In the data that follows, count the lines in which the word "high" occurs, and report that figure alone.

[Chart and figure data]
"""

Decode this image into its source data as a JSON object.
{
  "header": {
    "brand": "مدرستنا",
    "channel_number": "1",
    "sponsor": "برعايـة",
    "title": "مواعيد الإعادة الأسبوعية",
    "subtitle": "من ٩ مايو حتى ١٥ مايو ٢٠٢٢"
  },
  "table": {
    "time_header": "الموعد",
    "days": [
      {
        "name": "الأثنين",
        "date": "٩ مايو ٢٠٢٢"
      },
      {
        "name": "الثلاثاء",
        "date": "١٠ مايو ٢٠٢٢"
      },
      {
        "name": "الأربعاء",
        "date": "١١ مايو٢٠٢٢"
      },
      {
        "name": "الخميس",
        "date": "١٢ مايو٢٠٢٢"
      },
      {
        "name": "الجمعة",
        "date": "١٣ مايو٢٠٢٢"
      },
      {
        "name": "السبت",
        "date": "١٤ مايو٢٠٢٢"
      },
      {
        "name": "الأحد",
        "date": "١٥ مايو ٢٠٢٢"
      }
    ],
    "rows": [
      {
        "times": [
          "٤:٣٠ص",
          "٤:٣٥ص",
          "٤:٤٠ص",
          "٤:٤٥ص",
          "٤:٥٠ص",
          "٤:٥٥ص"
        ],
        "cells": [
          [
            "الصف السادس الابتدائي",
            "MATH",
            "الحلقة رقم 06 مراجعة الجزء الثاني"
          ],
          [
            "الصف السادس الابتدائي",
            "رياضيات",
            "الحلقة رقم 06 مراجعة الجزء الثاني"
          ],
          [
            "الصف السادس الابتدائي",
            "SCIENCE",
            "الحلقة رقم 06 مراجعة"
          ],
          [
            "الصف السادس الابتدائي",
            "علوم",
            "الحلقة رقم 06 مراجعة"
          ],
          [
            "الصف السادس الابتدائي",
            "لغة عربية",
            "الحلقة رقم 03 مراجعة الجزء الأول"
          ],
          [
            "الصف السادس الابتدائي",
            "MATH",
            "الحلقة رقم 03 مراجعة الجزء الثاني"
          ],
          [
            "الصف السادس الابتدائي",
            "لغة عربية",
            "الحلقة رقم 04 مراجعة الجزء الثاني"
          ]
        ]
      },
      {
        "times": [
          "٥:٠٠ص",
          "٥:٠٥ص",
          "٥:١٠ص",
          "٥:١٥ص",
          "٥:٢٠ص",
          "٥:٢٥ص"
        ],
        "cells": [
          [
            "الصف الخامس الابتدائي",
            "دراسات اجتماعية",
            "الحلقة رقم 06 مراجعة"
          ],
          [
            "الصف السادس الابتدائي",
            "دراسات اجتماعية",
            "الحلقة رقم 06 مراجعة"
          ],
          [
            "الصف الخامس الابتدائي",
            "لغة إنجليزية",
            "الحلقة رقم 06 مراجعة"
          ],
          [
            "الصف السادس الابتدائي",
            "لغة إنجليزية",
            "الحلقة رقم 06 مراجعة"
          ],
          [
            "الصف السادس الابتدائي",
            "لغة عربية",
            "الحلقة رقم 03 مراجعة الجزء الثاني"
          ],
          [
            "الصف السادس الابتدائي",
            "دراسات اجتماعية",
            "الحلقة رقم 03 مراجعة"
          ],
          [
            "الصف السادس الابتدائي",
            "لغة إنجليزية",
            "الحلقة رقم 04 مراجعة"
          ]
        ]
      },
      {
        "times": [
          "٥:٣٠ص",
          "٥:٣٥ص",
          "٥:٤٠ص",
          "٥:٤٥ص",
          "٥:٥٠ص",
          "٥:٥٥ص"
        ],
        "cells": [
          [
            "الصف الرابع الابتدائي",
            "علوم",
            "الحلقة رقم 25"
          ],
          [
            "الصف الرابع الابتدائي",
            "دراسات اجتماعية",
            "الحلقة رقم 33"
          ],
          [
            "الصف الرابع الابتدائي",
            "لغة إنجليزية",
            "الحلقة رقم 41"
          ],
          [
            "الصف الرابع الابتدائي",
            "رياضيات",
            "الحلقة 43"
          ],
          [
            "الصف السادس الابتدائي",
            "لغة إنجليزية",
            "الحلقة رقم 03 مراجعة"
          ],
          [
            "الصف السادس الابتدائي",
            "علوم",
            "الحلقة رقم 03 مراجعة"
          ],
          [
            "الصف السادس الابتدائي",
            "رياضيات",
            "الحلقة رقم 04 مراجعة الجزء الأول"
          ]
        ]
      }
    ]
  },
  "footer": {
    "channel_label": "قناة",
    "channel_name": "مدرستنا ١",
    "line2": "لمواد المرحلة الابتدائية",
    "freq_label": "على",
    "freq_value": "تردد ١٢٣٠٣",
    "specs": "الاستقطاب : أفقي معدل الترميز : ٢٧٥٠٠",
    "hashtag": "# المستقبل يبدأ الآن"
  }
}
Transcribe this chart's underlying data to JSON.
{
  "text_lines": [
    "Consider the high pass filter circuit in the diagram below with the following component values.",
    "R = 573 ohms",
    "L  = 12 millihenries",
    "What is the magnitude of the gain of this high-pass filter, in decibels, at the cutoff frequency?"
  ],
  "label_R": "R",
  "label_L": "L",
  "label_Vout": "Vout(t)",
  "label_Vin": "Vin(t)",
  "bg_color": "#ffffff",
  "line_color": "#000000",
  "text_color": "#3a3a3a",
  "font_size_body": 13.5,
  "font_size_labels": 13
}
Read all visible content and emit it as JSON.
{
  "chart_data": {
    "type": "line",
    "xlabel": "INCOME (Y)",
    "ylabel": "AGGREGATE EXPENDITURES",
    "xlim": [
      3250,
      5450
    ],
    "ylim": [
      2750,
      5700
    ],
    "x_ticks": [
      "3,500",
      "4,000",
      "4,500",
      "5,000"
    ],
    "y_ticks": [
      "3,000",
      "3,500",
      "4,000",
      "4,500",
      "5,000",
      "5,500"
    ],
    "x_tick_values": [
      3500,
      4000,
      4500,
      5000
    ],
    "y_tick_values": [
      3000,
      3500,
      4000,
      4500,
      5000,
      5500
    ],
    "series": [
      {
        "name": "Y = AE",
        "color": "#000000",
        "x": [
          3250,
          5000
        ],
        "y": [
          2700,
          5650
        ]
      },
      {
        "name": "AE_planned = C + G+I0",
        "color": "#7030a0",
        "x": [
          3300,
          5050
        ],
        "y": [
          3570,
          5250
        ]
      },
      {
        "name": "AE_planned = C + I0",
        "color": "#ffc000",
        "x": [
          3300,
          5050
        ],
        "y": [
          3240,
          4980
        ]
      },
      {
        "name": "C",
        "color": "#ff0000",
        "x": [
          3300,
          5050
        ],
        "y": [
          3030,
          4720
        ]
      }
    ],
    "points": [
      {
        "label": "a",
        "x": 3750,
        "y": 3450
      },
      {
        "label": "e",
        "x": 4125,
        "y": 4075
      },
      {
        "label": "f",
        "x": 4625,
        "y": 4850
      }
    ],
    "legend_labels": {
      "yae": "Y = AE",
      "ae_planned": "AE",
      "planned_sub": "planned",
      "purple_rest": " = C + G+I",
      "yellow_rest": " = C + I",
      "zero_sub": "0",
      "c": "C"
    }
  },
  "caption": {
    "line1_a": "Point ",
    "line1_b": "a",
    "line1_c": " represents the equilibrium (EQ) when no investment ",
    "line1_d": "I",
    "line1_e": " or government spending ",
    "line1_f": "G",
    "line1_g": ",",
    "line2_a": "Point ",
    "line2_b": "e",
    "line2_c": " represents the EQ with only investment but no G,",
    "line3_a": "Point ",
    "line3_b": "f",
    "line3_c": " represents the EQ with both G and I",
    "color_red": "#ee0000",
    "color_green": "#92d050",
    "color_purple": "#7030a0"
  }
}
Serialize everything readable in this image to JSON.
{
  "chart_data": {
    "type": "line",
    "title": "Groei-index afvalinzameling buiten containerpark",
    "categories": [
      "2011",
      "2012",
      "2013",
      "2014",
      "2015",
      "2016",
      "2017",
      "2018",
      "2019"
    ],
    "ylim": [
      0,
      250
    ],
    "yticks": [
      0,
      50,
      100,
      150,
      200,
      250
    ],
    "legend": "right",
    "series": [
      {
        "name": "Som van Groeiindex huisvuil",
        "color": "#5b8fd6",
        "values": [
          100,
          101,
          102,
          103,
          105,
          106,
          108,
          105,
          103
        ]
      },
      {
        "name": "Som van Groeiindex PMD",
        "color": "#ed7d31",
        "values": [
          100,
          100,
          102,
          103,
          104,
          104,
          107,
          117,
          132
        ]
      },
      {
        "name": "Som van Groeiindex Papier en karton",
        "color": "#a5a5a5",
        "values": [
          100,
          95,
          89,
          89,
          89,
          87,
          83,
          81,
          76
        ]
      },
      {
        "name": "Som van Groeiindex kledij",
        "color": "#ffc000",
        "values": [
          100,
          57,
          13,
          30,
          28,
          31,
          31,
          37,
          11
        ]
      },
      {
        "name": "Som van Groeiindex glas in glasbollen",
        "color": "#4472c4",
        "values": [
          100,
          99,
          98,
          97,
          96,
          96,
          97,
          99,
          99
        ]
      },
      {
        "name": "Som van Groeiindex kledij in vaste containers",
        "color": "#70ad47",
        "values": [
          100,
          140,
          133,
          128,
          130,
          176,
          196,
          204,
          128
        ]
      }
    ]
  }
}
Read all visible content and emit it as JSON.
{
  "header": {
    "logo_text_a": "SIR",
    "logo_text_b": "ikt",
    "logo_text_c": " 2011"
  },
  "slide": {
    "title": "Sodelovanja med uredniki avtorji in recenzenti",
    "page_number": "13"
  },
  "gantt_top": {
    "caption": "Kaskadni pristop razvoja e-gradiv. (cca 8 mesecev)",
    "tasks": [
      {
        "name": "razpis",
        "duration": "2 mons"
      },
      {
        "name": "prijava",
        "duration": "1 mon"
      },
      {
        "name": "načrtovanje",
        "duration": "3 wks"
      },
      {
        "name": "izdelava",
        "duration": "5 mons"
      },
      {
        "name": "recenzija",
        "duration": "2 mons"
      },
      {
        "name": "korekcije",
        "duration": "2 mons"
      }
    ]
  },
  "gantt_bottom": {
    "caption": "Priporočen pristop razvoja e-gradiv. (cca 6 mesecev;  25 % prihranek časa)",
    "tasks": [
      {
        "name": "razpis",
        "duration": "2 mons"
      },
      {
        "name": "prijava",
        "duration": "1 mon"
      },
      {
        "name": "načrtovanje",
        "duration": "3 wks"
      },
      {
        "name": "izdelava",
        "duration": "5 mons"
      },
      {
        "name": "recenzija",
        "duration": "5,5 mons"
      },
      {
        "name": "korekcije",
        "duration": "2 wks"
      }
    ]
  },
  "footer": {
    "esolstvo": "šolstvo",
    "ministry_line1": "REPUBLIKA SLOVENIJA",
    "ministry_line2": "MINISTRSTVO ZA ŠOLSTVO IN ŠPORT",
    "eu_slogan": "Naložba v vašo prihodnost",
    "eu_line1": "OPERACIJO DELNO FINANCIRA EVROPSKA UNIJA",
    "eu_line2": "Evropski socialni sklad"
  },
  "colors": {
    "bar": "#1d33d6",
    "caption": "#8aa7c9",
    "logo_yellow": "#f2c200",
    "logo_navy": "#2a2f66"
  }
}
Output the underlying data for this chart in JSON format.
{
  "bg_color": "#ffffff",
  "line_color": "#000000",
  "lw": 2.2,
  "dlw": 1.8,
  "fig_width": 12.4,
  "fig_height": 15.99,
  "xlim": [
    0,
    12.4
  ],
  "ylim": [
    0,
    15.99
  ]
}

"""

#### [Result below]
2